* Begin *
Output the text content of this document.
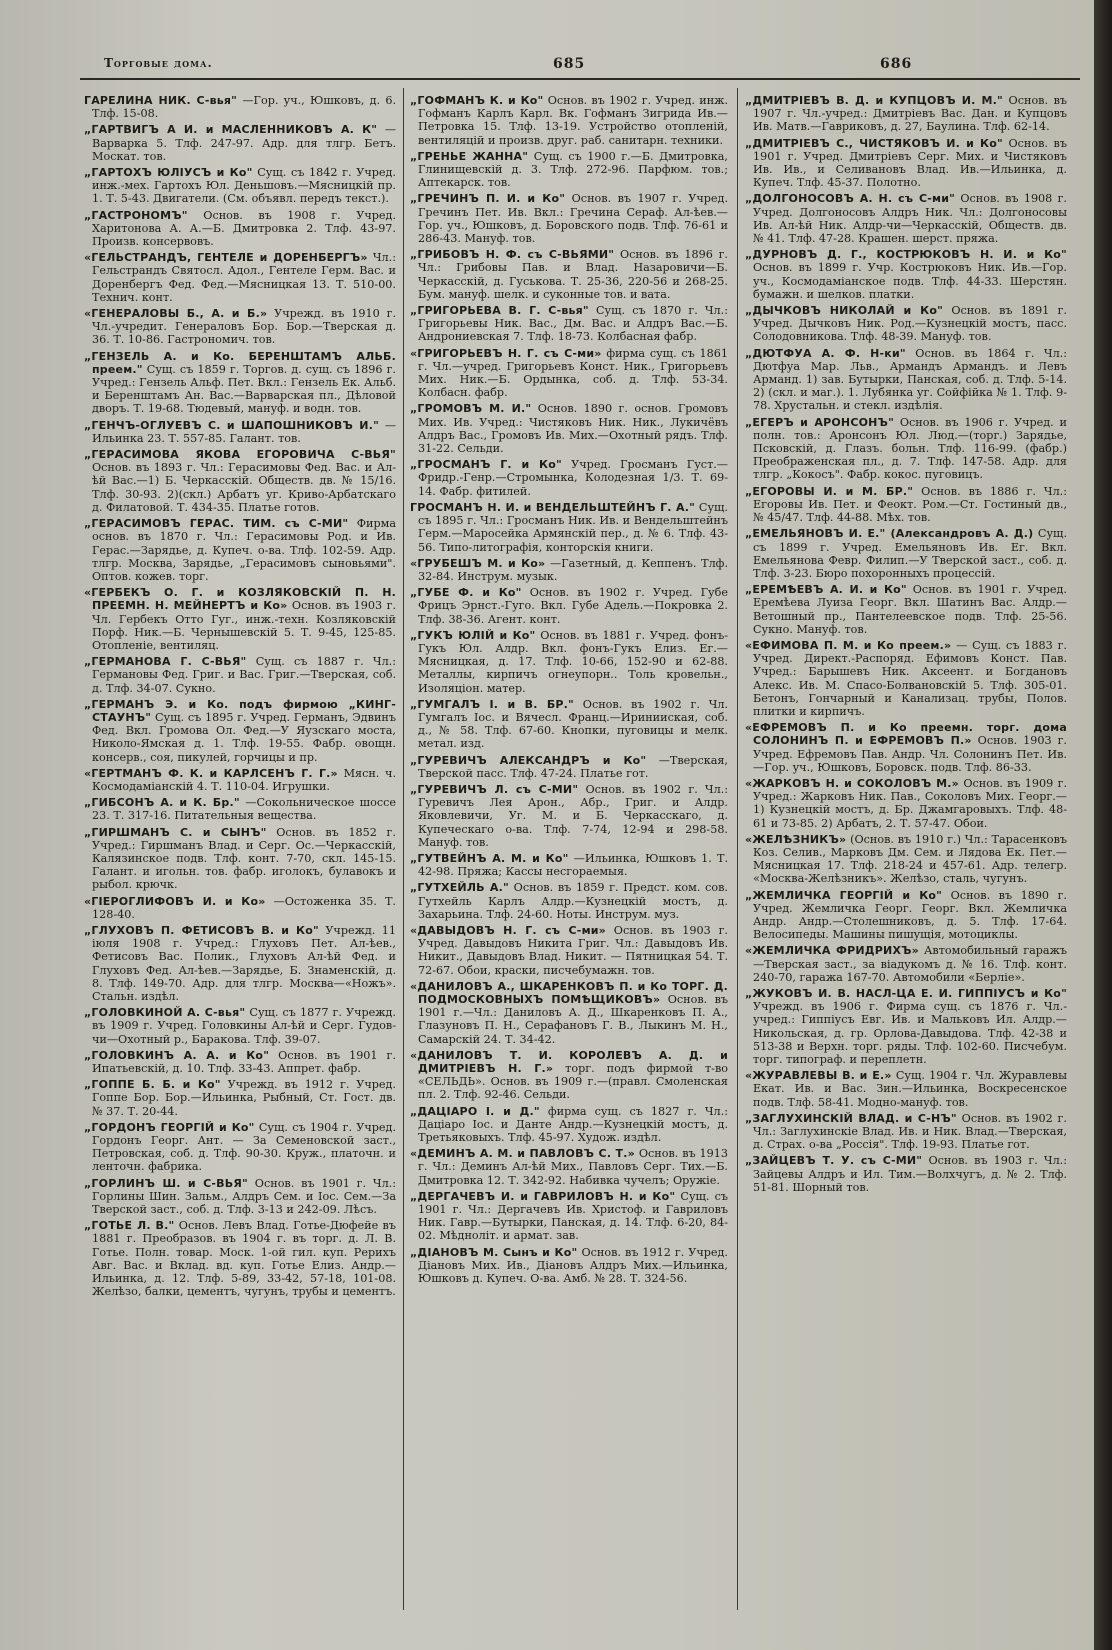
Торговые дома.	685	686
ГАРЕЛИНА НИК. С-вья" —Гор. уч., Юшковъ, д. 6. Тлф. 15-08.
„ГАРТВИГЪ А И. и МАСЛЕННИКОВЪ А. К" —Варварка 5. Тлф. 247-97. Адр. для тлгр. Бетъ. Москат. тов.
„ГАРТОХЪ ЮЛIУСЪ и Ко" Сущ. съ 1842 г. Учред. инж.-мех. Гартохъ Юл. Деньшовъ.—Мясницкій пр. 1. Т. 5-43. Двигатели. (См. объявл. передъ текст.).
„ГАСТРОНОМЪ" Основ. въ 1908 г. Учред. Харитонова А. А.—Б. Дмитровка 2. Тлф. 43-97. Произв. консервовъ.
«ГЕЛЬСТРАНДЪ, ГЕНТЕЛЕ и ДОРЕНБЕРГЪ» Чл.: Гельстрандъ Святосл. Адол., Гентеле Герм. Вас. и Доренбергъ Фед. Фед.—Мясницкая 13. Т. 510-00. Технич. конт.
«ГЕНЕРАЛОВЫ Б., А. и Б.» Учрежд. въ 1910 г. Чл.-учредит. Генераловъ Бор. Бор.—Тверская д. 36. Т. 10-86. Гастрономич. тов.
„ГЕНЗЕЛЬ А. и Ко. БЕРЕНШТАМЪ АЛЬБ. преем." Сущ. съ 1859 г. Торгов. д. сущ. съ 1896 г. Учред.: Гензель Альф. Пет. Вкл.: Гензель Ек. Альб. и Беренштамъ Ан. Вас.—Варварская пл., Дѣловой дворъ. Т. 19-68. Тюдевый, мануф. и водн. тов.
„ГЕНЧЪ-ОГЛУЕВЪ С. и ШАПОШНИКОВЪ И." —Ильинка 23. Т. 557-85. Галант. тов.
„ГЕРАСИМОВА ЯКОВА ЕГОРОВИЧА С-ВЬЯ" Основ. въ 1893 г. Чл.: Герасимовы Фед. Вас. и Ал-ѣй Вас.—1) Б. Черкасскій. Обществ. дв. № 15/16. Тлф. 30-93. 2)(скл.) Арбатъ уг. Криво-Арбатскаго д. Филатовой. Т. 434-35. Платье готов.
„ГЕРАСИМОВЪ ГЕРАС. ТИМ. съ С-МИ" Фирма основ. въ 1870 г. Чл.: Герасимовы Род. и Ив. Герас.—Зарядье, д. Купеч. о-ва. Тлф. 102-59. Адр. тлгр. Москва, Зарядье, „Герасимовъ сыновьями". Оптов. кожев. торг.
«ГЕРБЕКЪ О. Г. и КОЗЛЯКОВСКІЙ П. Н. ПРЕЕМН. Н. МЕЙНЕРТЪ и Ко» Основ. въ 1903 г. Чл. Гербекъ Отто Гуг., инж.-техн. Козляковскій Порф. Ник.—Б. Чернышевскій 5. Т. 9-45, 125-85. Отопленіе, вентиляц.
„ГЕРМАНОВА Г. С-ВЬЯ" Сущ. съ 1887 г. Чл.: Германовы Фед. Григ. и Вас. Григ.—Тверская, соб. д. Тлф. 34-07. Сукно.
„ГЕРМАНЪ Э. и Ко. подъ фирмою „КИНГ-СТАУНЪ" Сущ. съ 1895 г. Учред. Германъ, Эдвинъ Фед. Вкл. Громова Ол. Фед.—У Яузскаго моста, Николо-Ямская д. 1. Тлф. 19-55. Фабр. овощн. консерв., соя, пикулей, горчицы и пр.
«ГЕРТМАНЪ Ф. К. и КАРЛСЕНЪ Г. Г.» Мясн. ч. Космодамiанскій 4. Т. 110-04. Игрушки.
„ГИБСОНЪ А. и К. Бр." —Сокольническое шоссе 23. Т. 317-16. Питательныя вещества.
„ГИРШМАНЪ С. и СЫНЪ" Основ. въ 1852 г. Учред.: Гиршманъ Влад. и Серг. Ос.—Черкасскій, Калязинское подв. Тлф. конт. 7-70, скл. 145-15. Галант. и игольн. тов. фабр. иголокъ, булавокъ и рыбол. крючк.
«ГІЕРОГЛИФОВЪ И. и Ко» —Остоженка 35. Т. 128-40.
„ГЛУХОВЪ П. ФЕТИСОВЪ В. и Ко" Учрежд. 11 іюля 1908 г. Учред.: Глуховъ Пет. Ал-ѣев., Фетисовъ Вас. Полик., Глуховъ Ал-ѣй Фед. и Глуховъ Фед. Ал-ѣев.—Зарядье, Б. Знаменскій, д. 8. Тлф. 149-70. Адр. для тлгр. Москва—«Ножъ». Стальн. издѣл.
„ГОЛОВКИНОЙ А. С-вья" Сущ. съ 1877 г. Учрежд. въ 1909 г. Учред. Головкины Ал-ѣй и Серг. Гудов-чи—Охотный р., Баракова. Тлф. 39-07.
„ГОЛОВКИНЪ А. А. и Ко" Основ. въ 1901 г. Ипатьевскій, д. 10. Тлф. 33-43. Аппрет. фабр.
„ГОППЕ Б. Б. и Ко" Учрежд. въ 1912 г. Учред. Гоппе Бор. Бор.—Ильинка, Рыбный, Ст. Гост. дв. № 37. Т. 20-44.
„ГОРДОНЪ ГЕОРГІЙ и Ко" Сущ. съ 1904 г. Учред. Гордонъ Георг. Ант. — За Семеновской заст., Петровская, соб. д. Тлф. 90-30. Круж., платочн. и ленточн. фабрика.
„ГОРЛИНЪ Ш. и С-ВЬЯ" Основ. въ 1901 г. Чл.: Горлины Шин. Зальм., Алдръ Сем. и Іос. Сем.—За Тверской заст., соб. д. Тлф. 3-13 и 242-09. Лѣсъ.
„ГОТЬЕ Л. В." Основ. Левъ Влад. Готье-Дюфейе въ 1881 г. Преобразов. въ 1904 г. въ торг. д. Л. В. Готье. Полн. товар. Моск. 1-ой гил. куп. Рерихъ Авг. Вас. и Вклад. вд. куп. Готье Елиз. Андр.—Ильинка, д. 12. Тлф. 5-89, 33-42, 57-18, 101-08. Желѣзо, балки, цементъ, чугунъ, трубы и цементъ.
„ГОФМАНЪ К. и Ко" Основ. въ 1902 г. Учред. инж. Гофманъ Карлъ Карл. Вк. Гофманъ Зигрида Ив.—Петровка 15. Тлф. 13-19. Устройство отопленій, вентиляцій и произв. друг. раб. санитарн. техники.
„ГРЕНЬЕ ЖАННА" Сущ. съ 1900 г.—Б. Дмитровка, Глинищевскій д. 3. Тлф. 272-96. Парфюм. тов.; Аптекарск. тов.
„ГРЕЧИНЪ П. И. и Ко" Основ. въ 1907 г. Учред. Гречинъ Пет. Ив. Вкл.: Гречина Сераф. Ал-ѣев.—Гор. уч., Юшковъ, д. Боровского подв. Тлф. 76-61 и 286-43. Мануф. тов.
„ГРИБОВЪ Н. Ф. съ С-ВЬЯМИ" Основ. въ 1896 г. Чл.: Грибовы Пав. и Влад. Назаровичи—Б. Черкасскій, д. Гуськова. Т. 25-36, 220-56 и 268-25. Бум. мануф. шелк. и суконные тов. и вата.
„ГРИГОРЬЕВА В. Г. С-вья" Сущ. съ 1870 г. Чл.: Григорьевы Ник. Вас., Дм. Вас. и Алдръ Вас.—Б. Андрониевская 7. Тлф. 18-73. Колбасная фабр.
«ГРИГОРЬЕВЪ Н. Г. съ С-ми» фирма сущ. съ 1861 г. Чл.—учред. Григорьевъ Конст. Ник., Григорьевъ Мих. Ник.—Б. Ордынка, соб. д. Тлф. 53-34. Колбасн. фабр.
„ГРОМОВЪ М. И." Основ. 1890 г. основ. Громовъ Мих. Ив. Учред.: Чистяковъ Ник. Ник., Лукичёвъ Алдръ Вас., Громовъ Ив. Мих.—Охотный рядъ. Тлф. 31-22. Сельди.
„ГРОСМАНЪ Г. и Ко" Учред. Гросманъ Густ.—Фридр.-Генр.—Стромынка, Колодезная 1/3. Т. 69-14. Фабр. фитилей.
ГРОСМАНЪ Н. И. и ВЕНДЕЛЬШТЕЙНЪ Г. А." Сущ. съ 1895 г. Чл.: Гросманъ Ник. Ив. и Вендельштейнъ Герм.—Маросейка Армянскій пер., д. № 6. Тлф. 43-56. Типо-литографія, конторскія книги.
«ГРУБЕШЪ М. и Ко» —Газетный, д. Кеппенъ. Тлф. 32-84. Инструм. музык.
„ГУБЕ Ф. и Ко" Основ. въ 1902 г. Учред. Губе Фрицъ Эрнст.-Гуго. Вкл. Губе Адель.—Покровка 2. Тлф. 38-36. Агент. конт.
„ГУКЪ ЮЛІЙ и Ко" Основ. въ 1881 г. Учред. фонъ-Гукъ Юл. Алдр. Вкл. фонъ-Гукъ Елиз. Ег.—Мясницкая, д. 17. Тлф. 10-66, 152-90 и 62-88. Металлы, кирпичъ огнеупорн.. Толь кровельн., Изоляціон. матер.
„ГУМГАЛЪ І. и В. БР." Основ. въ 1902 г. Чл. Гумгалъ Іос. и Вячесл. Франц.—Иринииская, соб. д., № 58. Тлф. 67-60. Кнопки, пуговицы и мелк. метал. изд.
„ГУРЕВИЧЪ АЛЕКСАНДРЪ и Ко" —Тверская, Тверской пасс. Тлф. 47-24. Платье гот.
„ГУРЕВИЧЪ Л. съ С-МИ" Основ. въ 1902 г. Чл.: Гуревичъ Лея Арон., Абр., Григ. и Алдр. Яковлевичи, Уг. М. и Б. Черкасскаго, д. Купеческаго о-ва. Тлф. 7-74, 12-94 и 298-58. Мануф. тов.
„ГУТВЕЙНЪ А. М. и Ко" —Ильинка, Юшковъ 1. Т. 42-98. Пряжа; Кассы несгораемыя.
„ГУТХЕЙЛЬ А." Основ. въ 1859 г. Предст. ком. сов. Гутхейль Карлъ Алдр.—Кузнецкій мостъ, д. Захарьина. Тлф. 24-60. Ноты. Инструм. муз.
«ДАВЫДОВЪ Н. Г. съ С-ми» Основ. въ 1903 г. Учред. Давыдовъ Никита Григ. Чл.: Давыдовъ Ив. Никит., Давыдовъ Влад. Никит. — Пятницкая 54. Т. 72-67. Обои, краски, писчебумажн. тов.
«ДАНИЛОВЪ А., ШКАРЕНКОВЪ П. и Ко ТОРГ. Д. ПОДМОСКОВНЫХЪ ПОМѢЩИКОВЪ» Основ. въ 1901 г.—Чл.: Даниловъ А. Д., Шкаренковъ П. А., Глазуновъ П. Н., Серафановъ Г. В., Лыкинъ М. Н., Самарскій 24. Т. 34-42.
«ДАНИЛОВЪ Т. И. КОРОЛЕВЪ А. Д. и ДМИТРІЕВЪ Н. Г.» торг. подъ фирмой т-во «СЕЛЬДЬ». Основ. въ 1909 г.—(правл. Смоленская пл. 2. Тлф. 92-46. Сельди.
„ДАЦІАРО І. и Д." фирма сущ. съ 1827 г. Чл.: Даціаро Іос. и Данте Андр.—Кузнецкій мостъ, д. Третьяковыхъ. Тлф. 45-97. Худож. издѣл.
«ДЕМИНЪ А. М. и ПАВЛОВЪ С. Т.» Основ. въ 1913 г. Чл.: Деминъ Ал-ѣй Мих., Павловъ Серг. Тих.—Б. Дмитровка 12. Т. 342-92. Набивка чучелъ; Оружіе.
„ДЕРГАЧЕВЪ И. и ГАВРИЛОВЪ Н. и Ко" Сущ. съ 1901 г. Чл.: Дергачевъ Ив. Христоф. и Гавриловъ Ник. Гавр.—Бутырки, Панская, д. 14. Тлф. 6-20, 84-02. Мѣдноліт. и армат. зав.
„ДІАНОВЪ М. Сынъ и Ко" Основ. въ 1912 г. Учред. Діановъ Мих. Ив., Діановъ Алдръ Мих.—Ильинка, Юшковъ д. Купеч. О-ва. Амб. № 28. Т. 324-56.
„ДМИТРІЕВЪ В. Д. и КУПЦОВЪ И. М." Основ. въ 1907 г. Чл.-учред.: Дмитріевъ Вас. Дан. и Купцовъ Ив. Матв.—Гавриковъ, д. 27, Баулина. Тлф. 62-14.
„ДМИТРІЕВЪ С., ЧИСТЯКОВЪ И. и Ко" Основ. въ 1901 г. Учред. Дмитріевъ Серг. Мих. и Чистяковъ Ив. Ив., и Селивановъ Влад. Ив.—Ильинка, д. Купеч. Тлф. 45-37. Полотно.
„ДОЛГОНОСОВЪ А. Н. съ С-ми" Основ. въ 1908 г. Учред. Долгоносовъ Алдръ Ник. Чл.: Долгоносовы Ив. Ал-ѣй Ник. Алдр-чи—Черкасскій, Обществ. дв. № 41. Тлф. 47-28. Крашен. шерст. пряжа.
„ДУРНОВЪ Д. Г., КОСТРЮКОВЪ Н. И. и Ко" Основ. въ 1899 г. Учр. Кострюковъ Ник. Ив.—Гор. уч., Космодамiанское подв. Тлф. 44-33. Шерстян. бумажн. и шелков. платки.
„ДЫЧКОВЪ НИКОЛАЙ и Ко" Основ. въ 1891 г. Учред. Дычковъ Ник. Род.—Кузнецкій мостъ, пасс. Солодовникова. Тлф. 48-39. Мануф. тов.
„ДЮТФУА А. Ф. Н-ки" Основ. въ 1864 г. Чл.: Дютфуа Мар. Льв., Армандъ Армандъ. и Левъ Арманд. 1) зав. Бутырки, Панская, соб. д. Тлф. 5-14. 2) (скл. и маг.). 1. Лубянка уг. Сойфійка № 1. Тлф. 9-78. Хрустальн. и стекл. издѣлія.
„ЕГЕРЪ и АРОНСОНЪ" Основ. въ 1906 г. Учред. и полн. тов.: Аронсонъ Юл. Люд.—(торг.) Зарядье, Псковскій, д. Глазъ. больн. Тлф. 116-99. (фабр.) Преображенская пл., д. 7. Тлф. 147-58. Адр. для тлгр. „Кокосъ". Фабр. кокос. пуговицъ.
„ЕГОРОВЫ И. и М. БР." Основ. въ 1886 г. Чл.: Егоровы Ив. Пет. и Феокт. Ром.—Ст. Гостиный дв., № 45/47. Тлф. 44-88. Мѣх. тов.
„ЕМЕЛЬЯНОВЪ И. Е." (Александровъ А. Д.) Сущ. съ 1899 г. Учред. Емельяновъ Ив. Ег. Вкл. Емельянова Февр. Филип.—У Тверской заст., соб. д. Тлф. 3-23. Бюро похоронныхъ процессій.
„ЕРЕМѢЕВЪ А. И. и Ко" Основ. въ 1901 г. Учред. Еремѣева Луиза Георг. Вкл. Шатинъ Вас. Алдр.—Ветошный пр., Пантелеевское подв. Тлф. 25-56. Сукно. Мануф. тов.
«ЕФИМОВА П. М. и Ко преем.» — Сущ. съ 1883 г. Учред. Директ.-Распоряд. Ефимовъ Конст. Пав. Учред.: Барышевъ Ник. Аксеент. и Богдановъ Алекс. Ив. М. Спасо-Болвановскій 5. Тлф. 305-01. Бетонъ, Гончарный и Канализац. трубы, Полов. плитки и кирпичъ.
«ЕФРЕМОВЪ П. и Ко преемн. торг. дома СОЛОНИНЪ П. и ЕФРЕМОВЪ П.» Основ. 1903 г. Учред. Ефремовъ Пав. Андр. Чл. Солонинъ Пет. Ив.—Гор. уч., Юшковъ, Боровск. подв. Тлф. 86-33.
«ЖАРКОВЪ Н. и СОКОЛОВЪ М.» Основ. въ 1909 г. Учред.: Жарковъ Ник. Пав., Соколовъ Мих. Георг.—1) Кузнецкій мостъ, д. Бр. Джамгаровыхъ. Тлф. 48-61 и 73-85. 2) Арбатъ, 2. Т. 57-47. Обои.
«ЖЕЛѢЗНИКЪ» (Основ. въ 1910 г.) Чл.: Тарасенковъ Коз. Селив., Марковъ Дм. Сем. и Лядова Ек. Пет.—Мясницкая 17. Тлф. 218-24 и 457-61. Адр. телегр. «Москва-Желѣзникъ». Желѣзо, сталь, чугунъ.
„ЖЕМЛИЧКА ГЕОРГІЙ и Ко" Основ. въ 1890 г. Учред. Жемличка Георг. Георг. Вкл. Жемличка Андр. Андр.—Столешниковъ, д. 5. Тлф. 17-64. Велосипеды. Машины пишущія, мотоциклы.
«ЖЕМЛИЧКА ФРИДРИХЪ» Автомобильный гаражъ—Тверская заст., за віадукомъ д. № 16. Тлф. конт. 240-70, гаража 167-70. Автомобили «Берліе».
„ЖУКОВЪ И. В. НАСЛ-ЦА Е. И. ГИППІУСЪ и Ко" Учрежд. въ 1906 г. Фирма сущ. съ 1876 г. Чл.-учред.: Гиппіусъ Евг. Ив. и Мальковъ Ил. Алдр.—Никольская, д. гр. Орлова-Давыдова. Тлф. 42-38 и 513-38 и Верхн. торг. ряды. Тлф. 102-60. Писчебум. торг. типограф. и переплетн.
«ЖУРАВЛЕВЫ В. и Е.» Сущ. 1904 г. Чл. Журавлевы Екат. Ив. и Вас. Зин.—Ильинка, Воскресенское подв. Тлф. 58-41. Модно-мануф. тов.
„ЗАГЛУХИНСКІЙ ВЛАД. и С-НЪ" Основ. въ 1902 г. Чл.: Заглухинскіе Влад. Ив. и Ник. Влад.—Тверская, д. Страх. о-ва „Россія". Тлф. 19-93. Платье гот.
„ЗАЙЦЕВЪ Т. У. съ С-МИ" Основ. въ 1903 г. Чл.: Зайцевы Алдръ и Ил. Тим.—Волхчугъ, д. № 2. Тлф. 51-81. Шорный тов.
* End *
• [WRITTEN TASK]: In the entries above, count each line with "Инструм"; reply with the total only.

• [OUTPUT OF THE EXERCISE]: 2